New Notes Blog: How fast must a 100 kg object be going in order for it to stop a 200 kg object traveling at 10 km/hr when the two objects collide head on?

Sunday, 11 October 2015

How fast must a 100 kg object be going in order for it to stop a 200 kg object traveling at 10 km/hr when the two objects collide head on?

Hello!

I suppose that both objects move along the same straight line towards each other with the uniform velocities. Also I suppose that they do not lose energy during the collision (this is called elastic collision).

### GIVEN INFORMATION

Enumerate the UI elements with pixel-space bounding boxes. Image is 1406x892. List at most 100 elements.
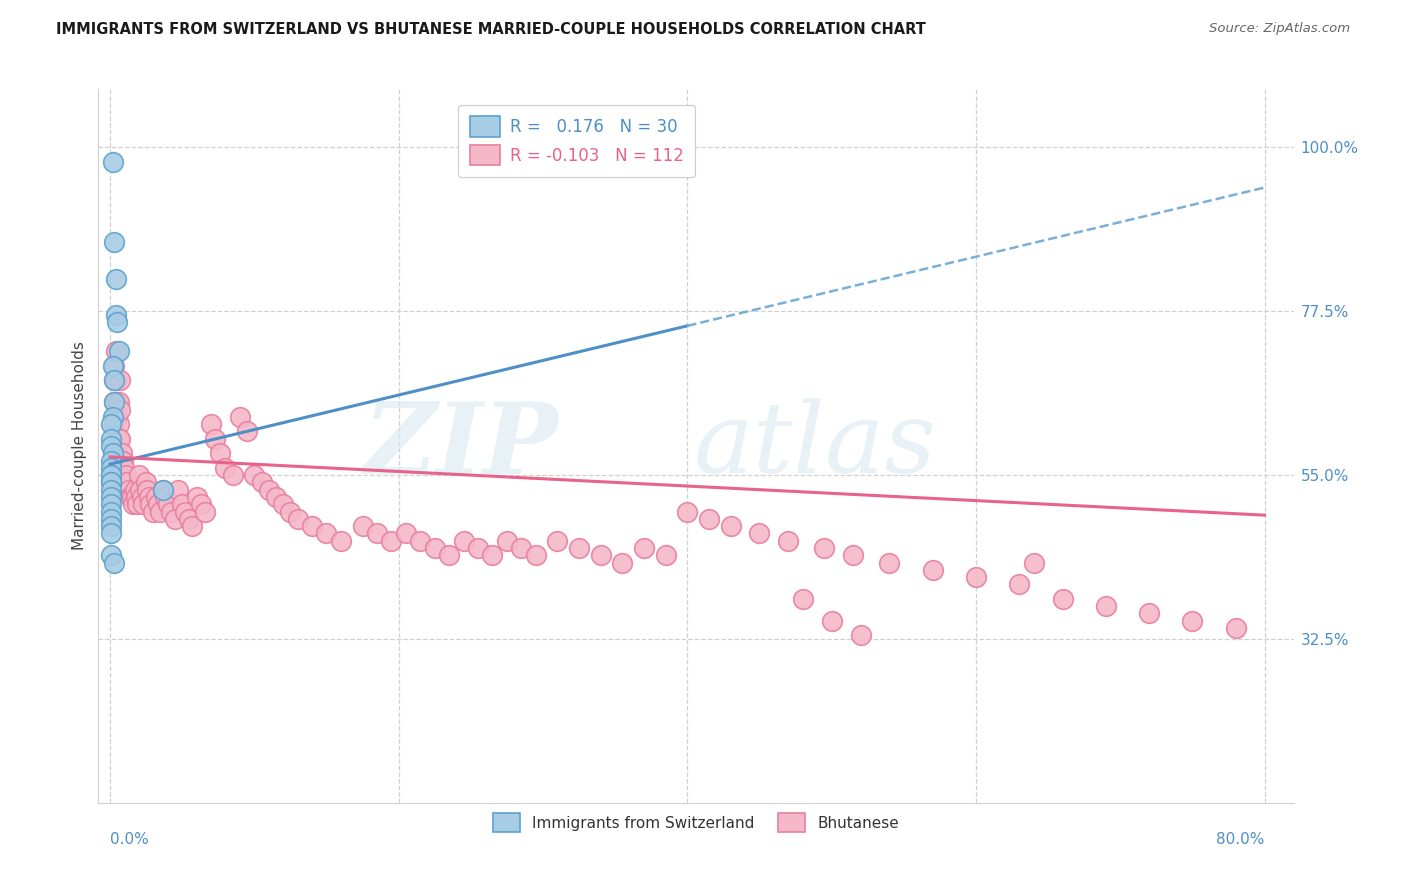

### SHORT EXERCISE
Output the passage of the collision blog post verbatim, starting with "New Notes Blog: How" and going on through "called elastic collision).".

### REPLY
New Notes Blog: How fast must a 100 kg object be going in order for it to stop a 200 kg object traveling at 10 km/hr when the two objects collide head on?

Sunday, 11 October 2015

How fast must a 100 kg object be going in order for it to stop a 200 kg object traveling at 10 km/hr when the two objects collide head on?

Hello!

I suppose that both objects move along the same straight line towards each other with the uniform velocities. Also I suppose that they do not lose energy during the collision (this is called elastic collision).